» **Instruction**
Copy out every line that contains "this".

»»

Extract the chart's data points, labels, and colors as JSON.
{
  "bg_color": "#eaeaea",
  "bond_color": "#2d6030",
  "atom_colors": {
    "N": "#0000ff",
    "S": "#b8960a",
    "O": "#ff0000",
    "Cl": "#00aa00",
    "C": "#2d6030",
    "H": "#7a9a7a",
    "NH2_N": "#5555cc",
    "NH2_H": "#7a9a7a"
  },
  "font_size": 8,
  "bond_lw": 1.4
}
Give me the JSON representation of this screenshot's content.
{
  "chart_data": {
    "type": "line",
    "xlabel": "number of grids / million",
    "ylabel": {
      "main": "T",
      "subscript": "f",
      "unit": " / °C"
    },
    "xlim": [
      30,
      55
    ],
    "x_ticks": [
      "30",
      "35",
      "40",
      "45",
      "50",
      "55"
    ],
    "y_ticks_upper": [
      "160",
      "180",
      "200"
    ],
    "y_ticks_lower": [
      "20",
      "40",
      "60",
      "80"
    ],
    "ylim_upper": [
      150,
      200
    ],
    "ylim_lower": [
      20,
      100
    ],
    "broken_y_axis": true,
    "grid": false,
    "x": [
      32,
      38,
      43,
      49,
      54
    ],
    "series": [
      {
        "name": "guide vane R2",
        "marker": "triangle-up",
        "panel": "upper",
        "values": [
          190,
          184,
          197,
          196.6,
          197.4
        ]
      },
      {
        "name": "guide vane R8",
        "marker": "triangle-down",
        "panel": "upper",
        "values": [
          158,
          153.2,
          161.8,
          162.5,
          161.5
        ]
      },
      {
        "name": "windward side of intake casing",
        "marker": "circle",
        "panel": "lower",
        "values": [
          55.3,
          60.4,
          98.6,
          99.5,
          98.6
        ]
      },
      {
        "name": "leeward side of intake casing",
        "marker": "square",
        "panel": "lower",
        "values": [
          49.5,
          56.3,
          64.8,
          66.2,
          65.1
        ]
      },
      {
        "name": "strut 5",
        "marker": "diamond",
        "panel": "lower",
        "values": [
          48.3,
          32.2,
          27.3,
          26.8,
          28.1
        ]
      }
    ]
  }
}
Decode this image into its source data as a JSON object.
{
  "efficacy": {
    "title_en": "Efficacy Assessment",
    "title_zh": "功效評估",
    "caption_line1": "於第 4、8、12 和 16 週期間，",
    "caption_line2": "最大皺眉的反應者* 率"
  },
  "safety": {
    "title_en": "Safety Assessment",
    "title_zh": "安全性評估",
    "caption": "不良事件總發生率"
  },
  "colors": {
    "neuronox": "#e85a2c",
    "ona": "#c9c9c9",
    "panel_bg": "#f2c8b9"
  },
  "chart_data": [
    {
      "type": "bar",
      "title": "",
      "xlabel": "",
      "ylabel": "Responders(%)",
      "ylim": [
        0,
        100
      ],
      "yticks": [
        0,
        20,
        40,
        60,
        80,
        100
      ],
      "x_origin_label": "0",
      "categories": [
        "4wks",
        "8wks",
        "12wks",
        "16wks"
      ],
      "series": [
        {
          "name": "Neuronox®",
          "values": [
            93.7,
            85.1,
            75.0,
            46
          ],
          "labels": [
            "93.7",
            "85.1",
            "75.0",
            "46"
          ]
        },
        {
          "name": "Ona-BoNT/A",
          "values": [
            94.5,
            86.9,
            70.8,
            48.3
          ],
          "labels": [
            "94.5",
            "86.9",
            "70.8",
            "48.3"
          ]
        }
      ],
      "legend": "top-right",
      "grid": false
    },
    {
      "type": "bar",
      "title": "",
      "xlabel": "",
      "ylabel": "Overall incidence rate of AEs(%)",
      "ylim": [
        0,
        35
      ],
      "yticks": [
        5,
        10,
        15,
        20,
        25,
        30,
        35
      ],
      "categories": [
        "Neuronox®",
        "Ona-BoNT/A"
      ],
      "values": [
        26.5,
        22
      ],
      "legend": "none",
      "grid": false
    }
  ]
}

««

» **Reply to the task**
Give me the JSON representation of this screenshot's content.
Decode this image into its source data as a JSON object.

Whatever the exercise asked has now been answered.